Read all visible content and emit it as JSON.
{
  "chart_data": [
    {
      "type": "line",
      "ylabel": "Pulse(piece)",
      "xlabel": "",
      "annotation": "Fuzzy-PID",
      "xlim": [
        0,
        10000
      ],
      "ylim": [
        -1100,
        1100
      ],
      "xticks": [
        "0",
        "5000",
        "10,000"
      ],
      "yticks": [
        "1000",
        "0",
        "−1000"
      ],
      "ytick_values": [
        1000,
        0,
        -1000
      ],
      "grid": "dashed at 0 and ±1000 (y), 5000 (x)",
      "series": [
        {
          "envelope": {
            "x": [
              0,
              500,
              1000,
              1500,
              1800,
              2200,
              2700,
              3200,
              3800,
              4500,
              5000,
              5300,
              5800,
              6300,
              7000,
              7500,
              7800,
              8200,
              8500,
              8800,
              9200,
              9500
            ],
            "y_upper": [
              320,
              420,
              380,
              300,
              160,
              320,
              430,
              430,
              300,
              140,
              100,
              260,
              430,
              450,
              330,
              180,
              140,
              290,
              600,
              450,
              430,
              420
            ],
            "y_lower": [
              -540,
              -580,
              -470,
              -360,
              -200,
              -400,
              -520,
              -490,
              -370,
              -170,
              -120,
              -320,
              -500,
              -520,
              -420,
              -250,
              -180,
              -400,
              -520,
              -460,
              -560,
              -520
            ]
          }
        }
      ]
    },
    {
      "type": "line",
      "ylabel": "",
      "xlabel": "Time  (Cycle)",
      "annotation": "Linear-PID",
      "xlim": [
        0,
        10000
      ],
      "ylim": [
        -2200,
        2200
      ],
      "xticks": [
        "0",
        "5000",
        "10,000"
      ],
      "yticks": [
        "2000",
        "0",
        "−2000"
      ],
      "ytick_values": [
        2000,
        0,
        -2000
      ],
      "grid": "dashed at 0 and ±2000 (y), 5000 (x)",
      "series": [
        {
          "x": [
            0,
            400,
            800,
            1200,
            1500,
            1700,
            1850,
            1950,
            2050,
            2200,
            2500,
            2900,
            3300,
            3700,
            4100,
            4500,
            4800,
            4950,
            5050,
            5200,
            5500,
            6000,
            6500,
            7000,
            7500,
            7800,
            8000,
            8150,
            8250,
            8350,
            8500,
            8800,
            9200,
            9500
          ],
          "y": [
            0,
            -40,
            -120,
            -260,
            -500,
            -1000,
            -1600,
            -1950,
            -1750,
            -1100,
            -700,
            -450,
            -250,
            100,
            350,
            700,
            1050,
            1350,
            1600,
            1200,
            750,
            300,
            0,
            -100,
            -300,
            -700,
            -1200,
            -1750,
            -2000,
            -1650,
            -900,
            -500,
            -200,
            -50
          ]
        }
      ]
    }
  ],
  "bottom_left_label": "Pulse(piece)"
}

________

▸ PROBLEM
Write out all of the records above exactly as they appear.

▸ ANSWER TO THE EXERCISE
Read all visible content and emit it as JSON.
{
  "chart_data": [
    {
      "type": "line",
      "ylabel": "Pulse(piece)",
      "xlabel": "",
      "annotation": "Fuzzy-PID",
      "xlim": [
        0,
        10000
      ],
      "ylim": [
        -1100,
        1100
      ],
      "xticks": [
        "0",
        "5000",
        "10,000"
      ],
      "yticks": [
        "1000",
        "0",
        "−1000"
      ],
      "ytick_values": [
        1000,
        0,
        -1000
      ],
      "grid": "dashed at 0 and ±1000 (y), 5000 (x)",
      "series": [
        {
          "envelope": {
            "x": [
              0,
              500,
              1000,
              1500,
              1800,
              2200,
              2700,
              3200,
              3800,
              4500,
              5000,
              5300,
              5800,
              6300,
              7000,
              7500,
              7800,
              8200,
              8500,
              8800,
              9200,
              9500
            ],
            "y_upper": [
              320,
              420,
              380,
              300,
              160,
              320,
              430,
              430,
              300,
              140,
              100,
              260,
              430,
              450,
              330,
              180,
              140,
              290,
              600,
              450,
              430,
              420
            ],
            "y_lower": [
              -540,
              -580,
              -470,
              -360,
              -200,
              -400,
              -520,
              -490,
              -370,
              -170,
              -120,
              -320,
              -500,
              -520,
              -420,
              -250,
              -180,
              -400,
              -520,
              -460,
              -560,
              -520
            ]
          }
        }
      ]
    },
    {
      "type": "line",
      "ylabel": "",
      "xlabel": "Time  (Cycle)",
      "annotation": "Linear-PID",
      "xlim": [
        0,
        10000
      ],
      "ylim": [
        -2200,
        2200
      ],
      "xticks": [
        "0",
        "5000",
        "10,000"
      ],
      "yticks": [
        "2000",
        "0",
        "−2000"
      ],
      "ytick_values": [
        2000,
        0,
        -2000
      ],
      "grid": "dashed at 0 and ±2000 (y), 5000 (x)",
      "series": [
        {
          "x": [
            0,
            400,
            800,
            1200,
            1500,
            1700,
            1850,
            1950,
            2050,
            2200,
            2500,
            2900,
            3300,
            3700,
            4100,
            4500,
            4800,
            4950,
            5050,
            5200,
            5500,
            6000,
            6500,
            7000,
            7500,
            7800,
            8000,
            8150,
            8250,
            8350,
            8500,
            8800,
            9200,
            9500
          ],
          "y": [
            0,
            -40,
            -120,
            -260,
            -500,
            -1000,
            -1600,
            -1950,
            -1750,
            -1100,
            -700,
            -450,
            -250,
            100,
            350,
            700,
            1050,
            1350,
            1600,
            1200,
            750,
            300,
            0,
            -100,
            -300,
            -700,
            -1200,
            -1750,
            -2000,
            -1650,
            -900,
            -500,
            -200,
            -50
          ]
        }
      ]
    }
  ],
  "bottom_left_label": "Pulse(piece)"
}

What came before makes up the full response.